Material →
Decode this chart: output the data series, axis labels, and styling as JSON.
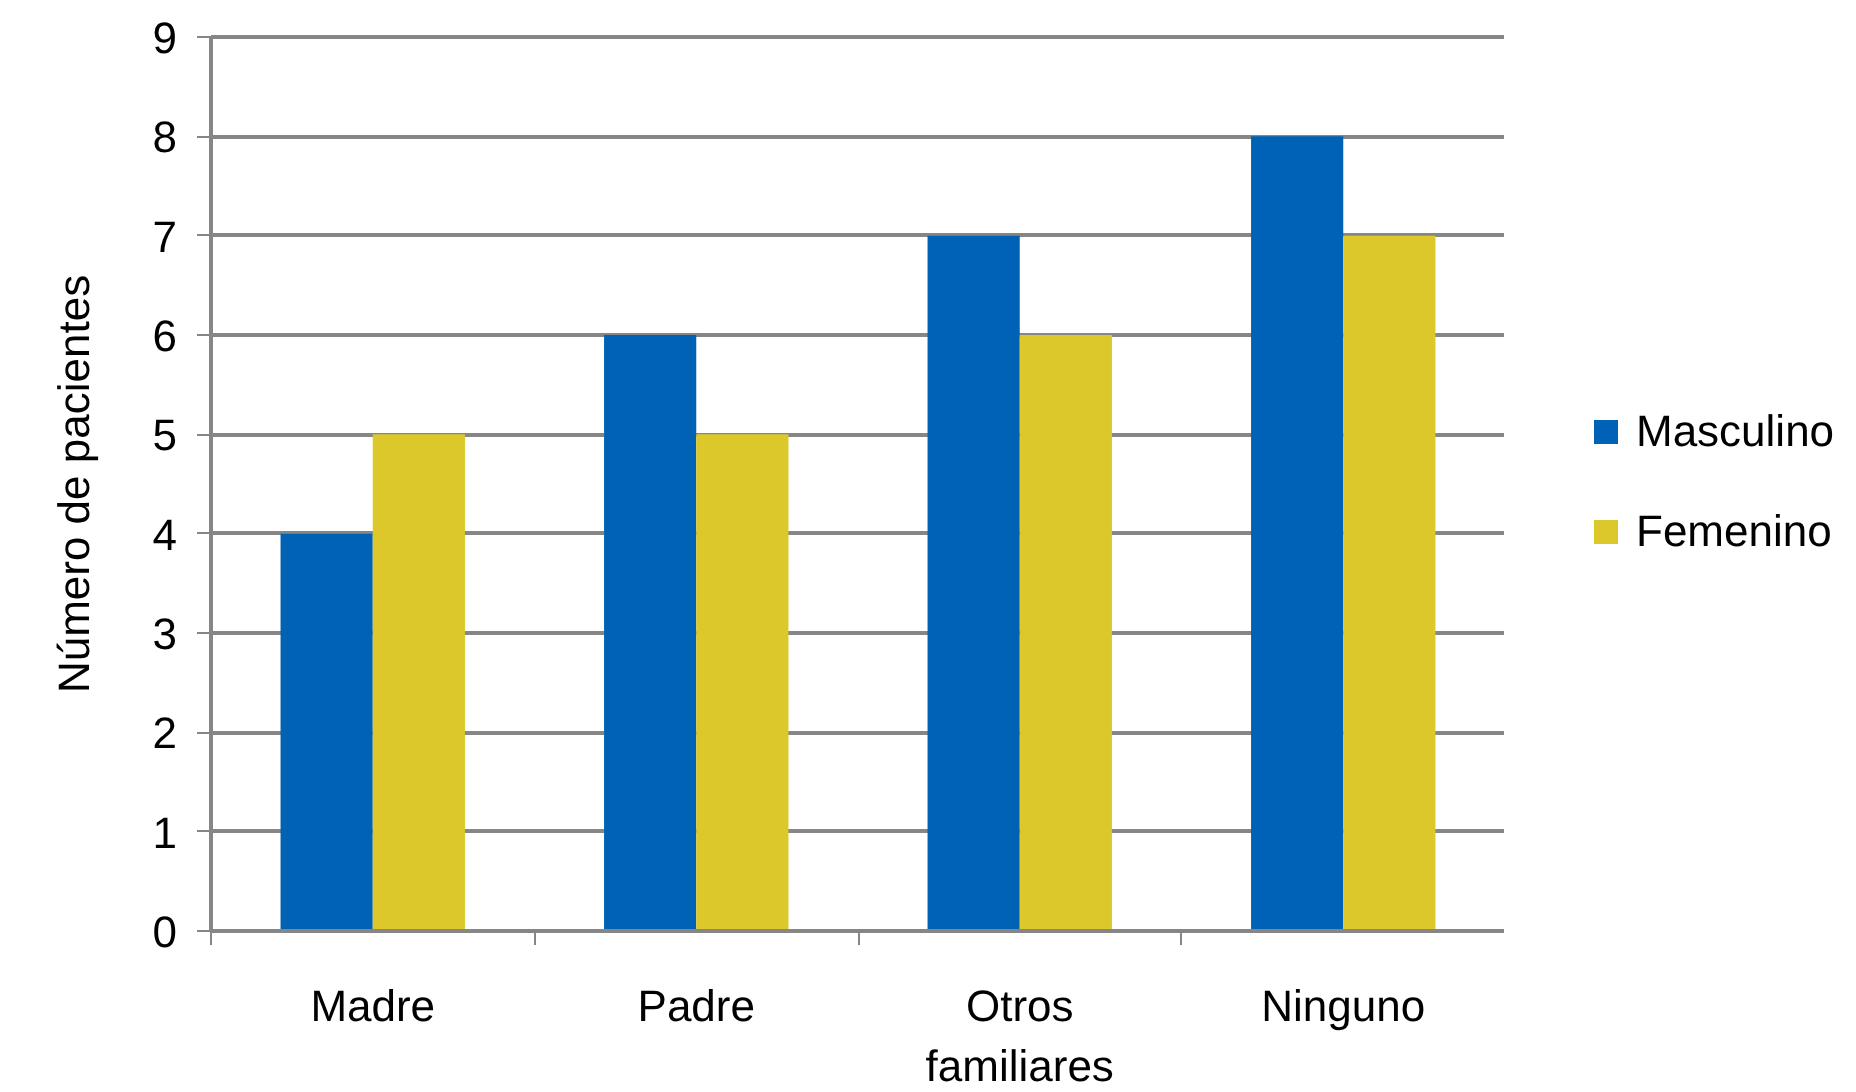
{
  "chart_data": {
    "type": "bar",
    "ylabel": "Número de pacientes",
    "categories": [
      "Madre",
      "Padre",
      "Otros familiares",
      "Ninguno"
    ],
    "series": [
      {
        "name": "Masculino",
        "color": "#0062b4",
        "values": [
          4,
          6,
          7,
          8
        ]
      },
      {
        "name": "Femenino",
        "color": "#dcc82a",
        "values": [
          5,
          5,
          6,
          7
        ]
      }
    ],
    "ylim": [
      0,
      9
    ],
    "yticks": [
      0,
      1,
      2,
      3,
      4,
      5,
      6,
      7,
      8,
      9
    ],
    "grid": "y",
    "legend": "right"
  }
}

==

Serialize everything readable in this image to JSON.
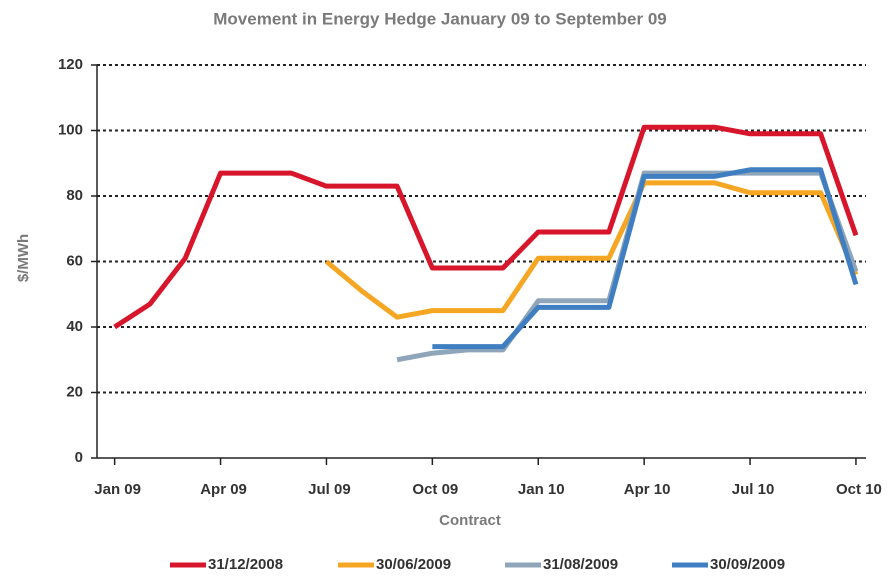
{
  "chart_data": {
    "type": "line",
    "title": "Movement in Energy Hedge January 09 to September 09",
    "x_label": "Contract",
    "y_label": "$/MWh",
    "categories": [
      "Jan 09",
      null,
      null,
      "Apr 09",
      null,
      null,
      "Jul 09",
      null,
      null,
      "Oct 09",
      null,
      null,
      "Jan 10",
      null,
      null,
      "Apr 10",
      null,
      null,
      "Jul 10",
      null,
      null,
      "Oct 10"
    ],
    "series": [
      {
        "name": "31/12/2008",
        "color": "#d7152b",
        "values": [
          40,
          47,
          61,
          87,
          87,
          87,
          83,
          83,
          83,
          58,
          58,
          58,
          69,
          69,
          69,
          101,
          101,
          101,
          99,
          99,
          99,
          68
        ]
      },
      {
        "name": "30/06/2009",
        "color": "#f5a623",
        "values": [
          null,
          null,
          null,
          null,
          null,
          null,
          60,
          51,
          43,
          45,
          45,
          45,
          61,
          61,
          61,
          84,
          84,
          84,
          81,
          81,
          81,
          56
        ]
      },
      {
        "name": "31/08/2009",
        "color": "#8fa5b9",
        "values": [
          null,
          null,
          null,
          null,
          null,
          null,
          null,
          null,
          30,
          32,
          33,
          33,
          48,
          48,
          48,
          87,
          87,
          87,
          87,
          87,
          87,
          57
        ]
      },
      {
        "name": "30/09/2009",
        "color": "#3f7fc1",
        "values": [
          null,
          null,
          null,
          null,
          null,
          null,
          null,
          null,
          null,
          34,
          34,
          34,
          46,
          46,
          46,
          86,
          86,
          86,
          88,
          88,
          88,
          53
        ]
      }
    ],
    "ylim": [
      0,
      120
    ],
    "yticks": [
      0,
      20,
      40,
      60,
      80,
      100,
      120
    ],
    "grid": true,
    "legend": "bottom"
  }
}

--

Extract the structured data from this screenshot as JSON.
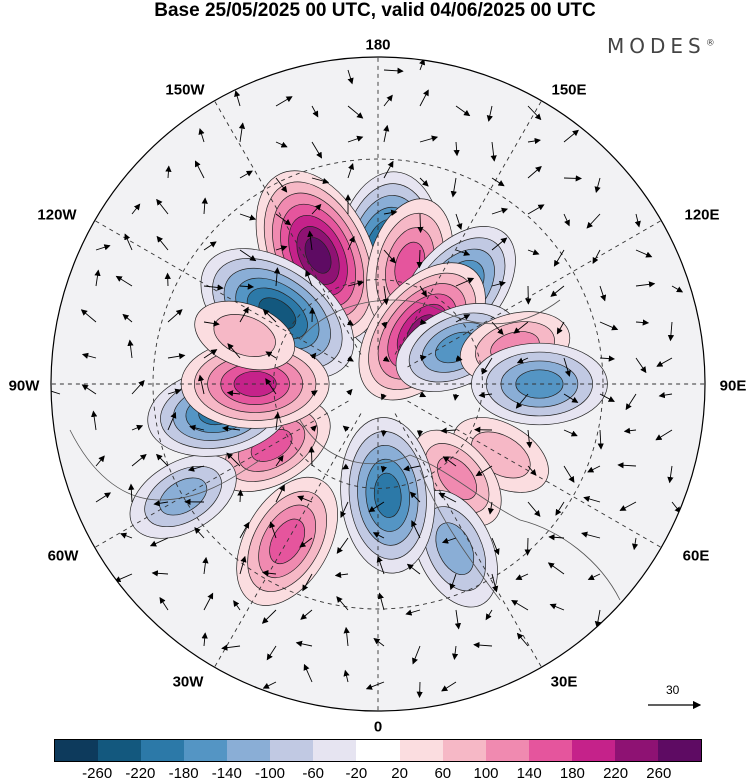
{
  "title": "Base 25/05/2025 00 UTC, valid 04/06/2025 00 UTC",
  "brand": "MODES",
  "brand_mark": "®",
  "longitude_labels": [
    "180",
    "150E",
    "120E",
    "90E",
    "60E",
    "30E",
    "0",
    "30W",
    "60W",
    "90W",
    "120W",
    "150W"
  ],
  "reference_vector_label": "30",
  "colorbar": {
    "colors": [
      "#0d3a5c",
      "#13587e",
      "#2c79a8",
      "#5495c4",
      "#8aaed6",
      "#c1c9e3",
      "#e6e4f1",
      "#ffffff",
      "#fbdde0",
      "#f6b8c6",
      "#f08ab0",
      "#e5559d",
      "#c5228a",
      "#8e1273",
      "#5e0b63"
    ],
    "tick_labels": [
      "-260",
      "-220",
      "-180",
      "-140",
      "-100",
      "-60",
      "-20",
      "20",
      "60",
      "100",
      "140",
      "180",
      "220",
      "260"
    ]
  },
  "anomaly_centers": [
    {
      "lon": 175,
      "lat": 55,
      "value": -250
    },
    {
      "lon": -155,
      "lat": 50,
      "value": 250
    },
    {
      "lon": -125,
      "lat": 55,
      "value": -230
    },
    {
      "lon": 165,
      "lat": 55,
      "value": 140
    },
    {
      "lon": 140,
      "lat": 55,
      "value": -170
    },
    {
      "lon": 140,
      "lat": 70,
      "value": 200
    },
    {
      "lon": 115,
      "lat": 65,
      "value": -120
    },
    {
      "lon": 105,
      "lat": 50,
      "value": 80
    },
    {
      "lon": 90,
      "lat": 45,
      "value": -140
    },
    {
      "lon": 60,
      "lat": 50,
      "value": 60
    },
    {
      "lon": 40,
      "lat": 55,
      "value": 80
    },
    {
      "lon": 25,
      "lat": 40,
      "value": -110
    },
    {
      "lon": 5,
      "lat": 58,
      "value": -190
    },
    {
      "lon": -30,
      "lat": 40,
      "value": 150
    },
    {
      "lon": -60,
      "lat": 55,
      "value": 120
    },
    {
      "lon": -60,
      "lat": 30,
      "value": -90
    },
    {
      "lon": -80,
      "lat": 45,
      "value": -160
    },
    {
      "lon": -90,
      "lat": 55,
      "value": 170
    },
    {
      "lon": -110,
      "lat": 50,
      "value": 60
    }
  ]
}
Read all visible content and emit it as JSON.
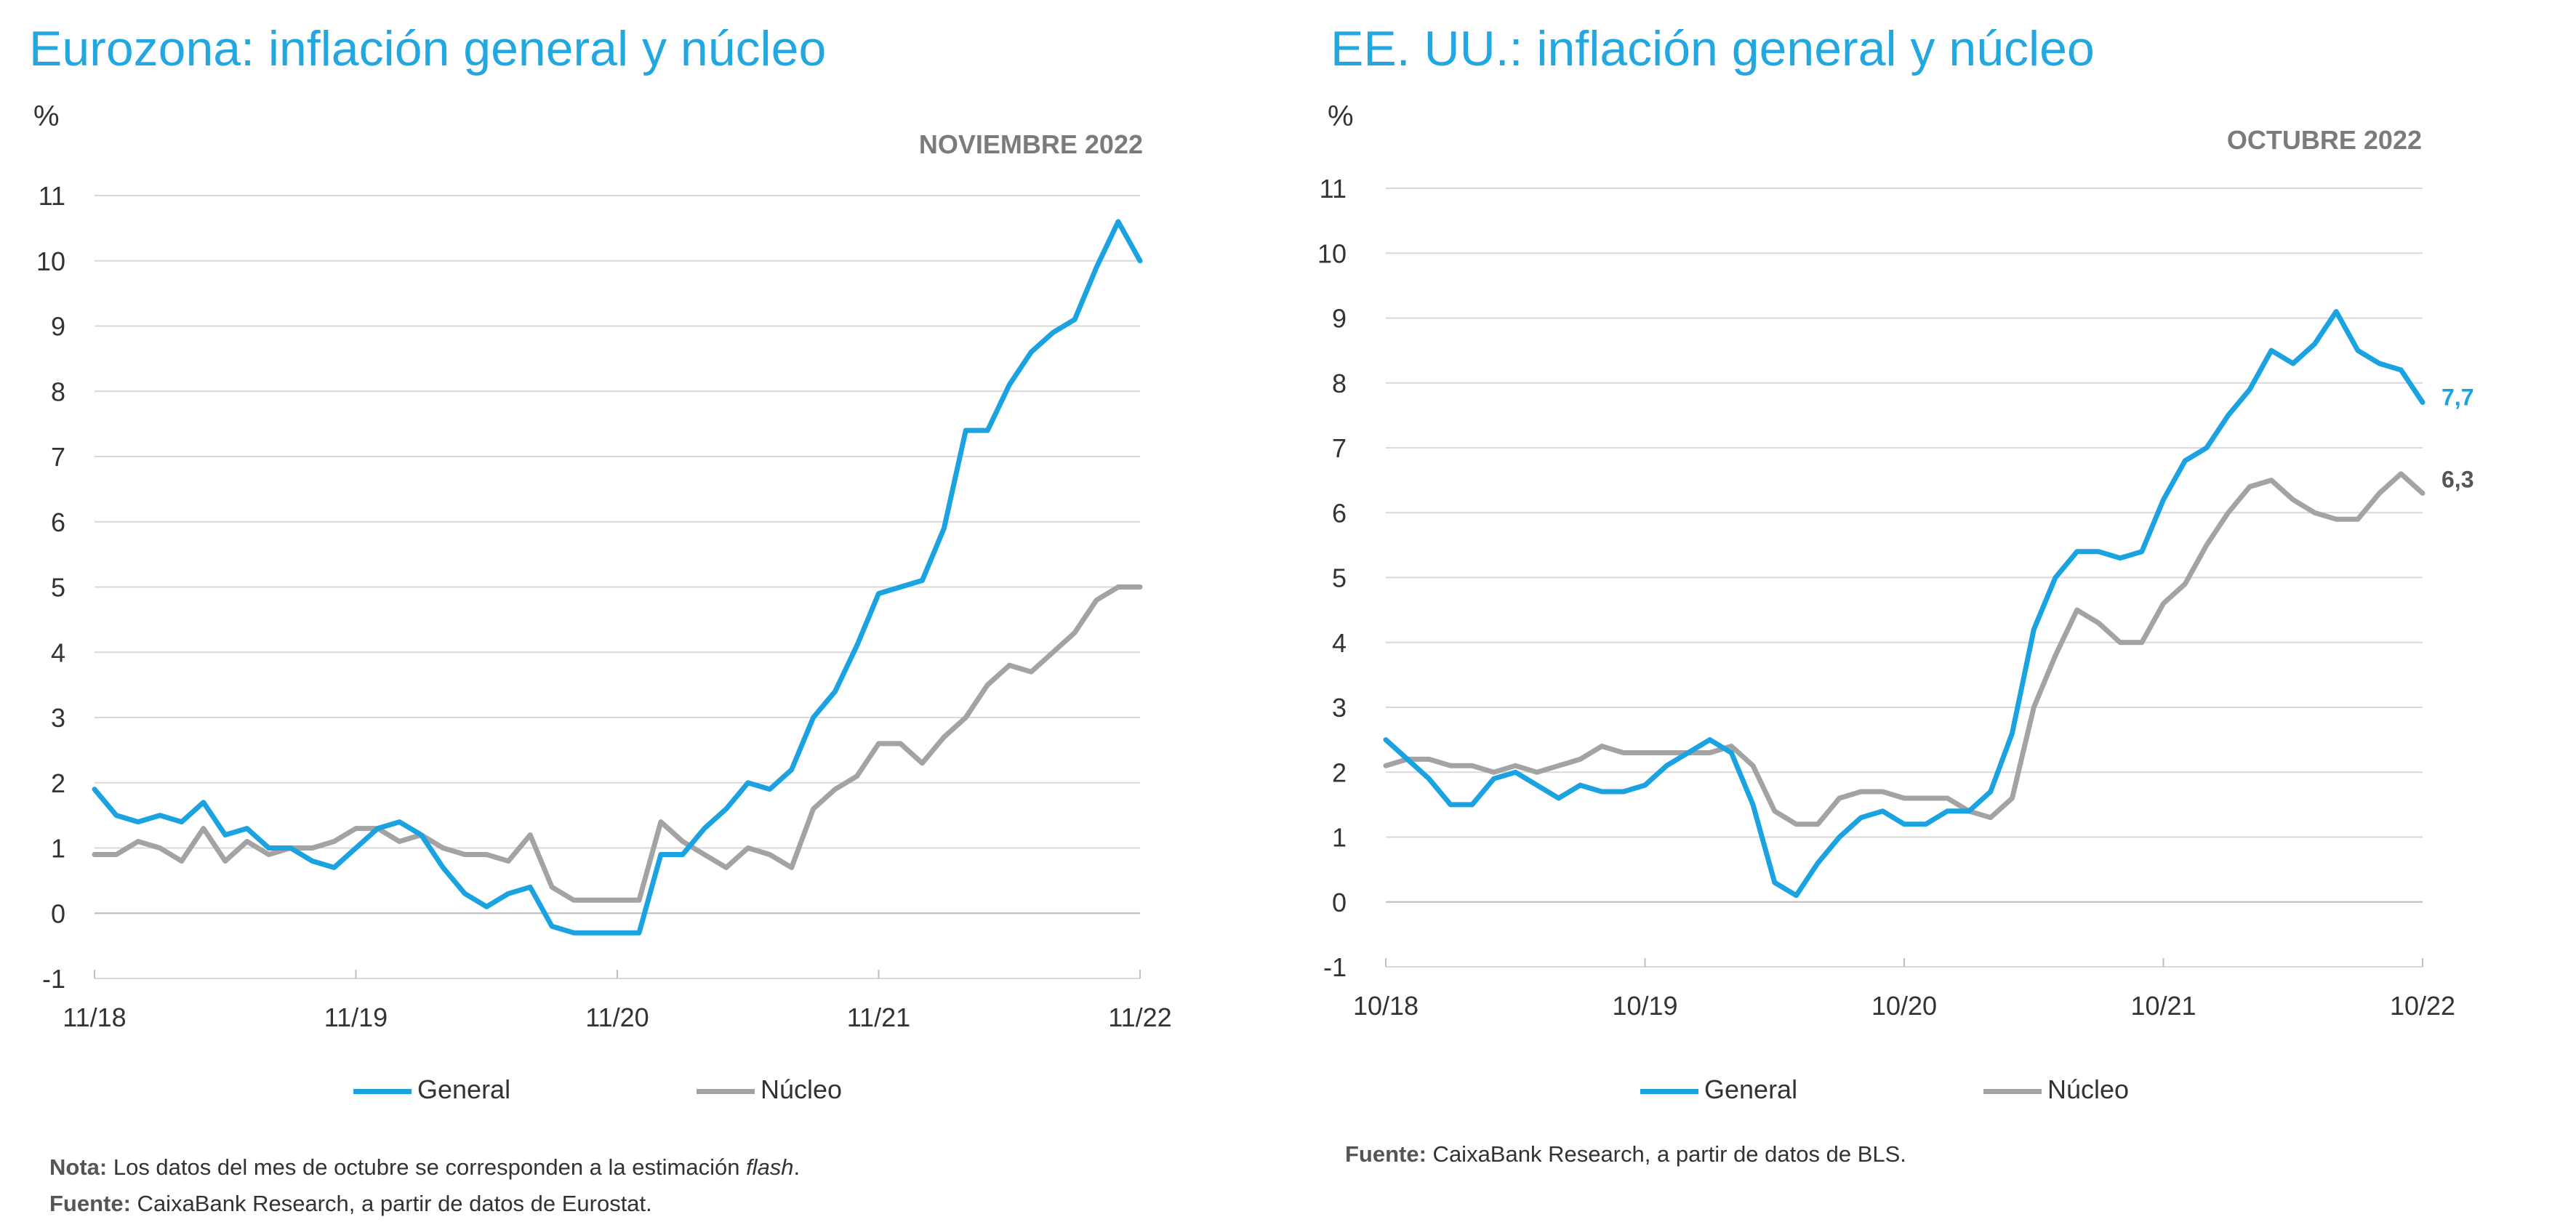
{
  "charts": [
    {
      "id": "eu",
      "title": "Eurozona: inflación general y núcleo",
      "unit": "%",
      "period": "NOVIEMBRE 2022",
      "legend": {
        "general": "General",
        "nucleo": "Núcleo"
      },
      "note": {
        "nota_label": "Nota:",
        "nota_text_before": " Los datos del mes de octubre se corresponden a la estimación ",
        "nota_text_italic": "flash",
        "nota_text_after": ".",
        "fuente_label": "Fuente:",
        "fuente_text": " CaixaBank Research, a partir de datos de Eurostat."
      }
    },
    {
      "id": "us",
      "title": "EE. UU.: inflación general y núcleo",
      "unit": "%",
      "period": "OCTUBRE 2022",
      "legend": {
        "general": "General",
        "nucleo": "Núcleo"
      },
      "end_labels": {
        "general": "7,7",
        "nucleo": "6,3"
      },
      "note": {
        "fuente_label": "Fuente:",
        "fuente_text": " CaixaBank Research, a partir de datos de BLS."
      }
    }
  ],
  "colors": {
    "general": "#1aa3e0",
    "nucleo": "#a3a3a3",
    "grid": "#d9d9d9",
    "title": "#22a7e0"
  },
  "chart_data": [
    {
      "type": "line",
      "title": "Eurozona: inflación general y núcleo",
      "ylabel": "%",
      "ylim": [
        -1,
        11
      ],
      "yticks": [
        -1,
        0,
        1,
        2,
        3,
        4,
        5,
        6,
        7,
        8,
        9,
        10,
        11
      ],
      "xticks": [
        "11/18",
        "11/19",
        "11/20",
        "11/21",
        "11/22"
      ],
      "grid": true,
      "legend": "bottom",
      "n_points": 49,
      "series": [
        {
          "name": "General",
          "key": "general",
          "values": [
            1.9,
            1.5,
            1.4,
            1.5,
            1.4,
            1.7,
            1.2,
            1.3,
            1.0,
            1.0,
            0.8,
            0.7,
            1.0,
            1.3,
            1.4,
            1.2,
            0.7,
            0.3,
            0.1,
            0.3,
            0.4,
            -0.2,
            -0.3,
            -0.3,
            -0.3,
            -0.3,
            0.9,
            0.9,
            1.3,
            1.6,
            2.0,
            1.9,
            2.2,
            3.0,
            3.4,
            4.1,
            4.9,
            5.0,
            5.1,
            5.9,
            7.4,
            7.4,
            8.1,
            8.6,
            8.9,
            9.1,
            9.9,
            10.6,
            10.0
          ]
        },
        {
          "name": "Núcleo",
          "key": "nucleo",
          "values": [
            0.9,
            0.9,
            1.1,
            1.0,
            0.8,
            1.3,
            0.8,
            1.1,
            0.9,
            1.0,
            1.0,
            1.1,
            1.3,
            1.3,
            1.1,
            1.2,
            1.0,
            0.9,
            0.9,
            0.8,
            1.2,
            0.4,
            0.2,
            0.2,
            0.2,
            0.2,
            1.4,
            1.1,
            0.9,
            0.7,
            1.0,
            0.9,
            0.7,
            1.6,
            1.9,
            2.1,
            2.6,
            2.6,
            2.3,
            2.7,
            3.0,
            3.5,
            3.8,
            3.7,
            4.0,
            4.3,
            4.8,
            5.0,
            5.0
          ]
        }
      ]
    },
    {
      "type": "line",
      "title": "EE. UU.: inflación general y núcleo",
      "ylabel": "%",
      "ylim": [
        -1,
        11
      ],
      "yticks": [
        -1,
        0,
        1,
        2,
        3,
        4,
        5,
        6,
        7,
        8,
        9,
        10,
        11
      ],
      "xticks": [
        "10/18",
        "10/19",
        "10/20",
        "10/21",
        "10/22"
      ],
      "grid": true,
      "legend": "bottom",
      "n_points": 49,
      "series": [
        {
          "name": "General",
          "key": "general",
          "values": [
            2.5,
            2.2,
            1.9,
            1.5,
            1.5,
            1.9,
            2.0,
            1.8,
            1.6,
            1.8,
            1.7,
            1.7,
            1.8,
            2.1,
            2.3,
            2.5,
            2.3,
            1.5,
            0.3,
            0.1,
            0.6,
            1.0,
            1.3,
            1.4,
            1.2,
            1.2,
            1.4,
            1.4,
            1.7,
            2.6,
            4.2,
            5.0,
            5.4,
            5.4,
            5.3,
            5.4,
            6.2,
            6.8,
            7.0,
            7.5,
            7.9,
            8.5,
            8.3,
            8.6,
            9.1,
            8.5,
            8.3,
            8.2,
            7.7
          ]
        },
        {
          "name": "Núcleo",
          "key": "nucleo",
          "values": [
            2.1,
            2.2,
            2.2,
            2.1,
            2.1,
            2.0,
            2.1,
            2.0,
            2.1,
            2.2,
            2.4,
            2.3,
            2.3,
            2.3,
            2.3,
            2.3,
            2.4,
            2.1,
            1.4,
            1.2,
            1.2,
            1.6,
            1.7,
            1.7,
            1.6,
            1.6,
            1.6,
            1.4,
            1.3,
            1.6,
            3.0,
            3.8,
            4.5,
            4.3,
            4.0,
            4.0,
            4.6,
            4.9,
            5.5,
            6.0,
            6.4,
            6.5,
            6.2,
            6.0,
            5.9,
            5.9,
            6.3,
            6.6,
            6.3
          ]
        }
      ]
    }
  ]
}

Short problem →
Locate the word "CaixaBank" in the records above, and return each line that has it.

Complete response →
        "fuente_text": " CaixaBank Research, a partir de datos de Eurostat."
        "fuente_text": " CaixaBank Research, a partir de datos de BLS."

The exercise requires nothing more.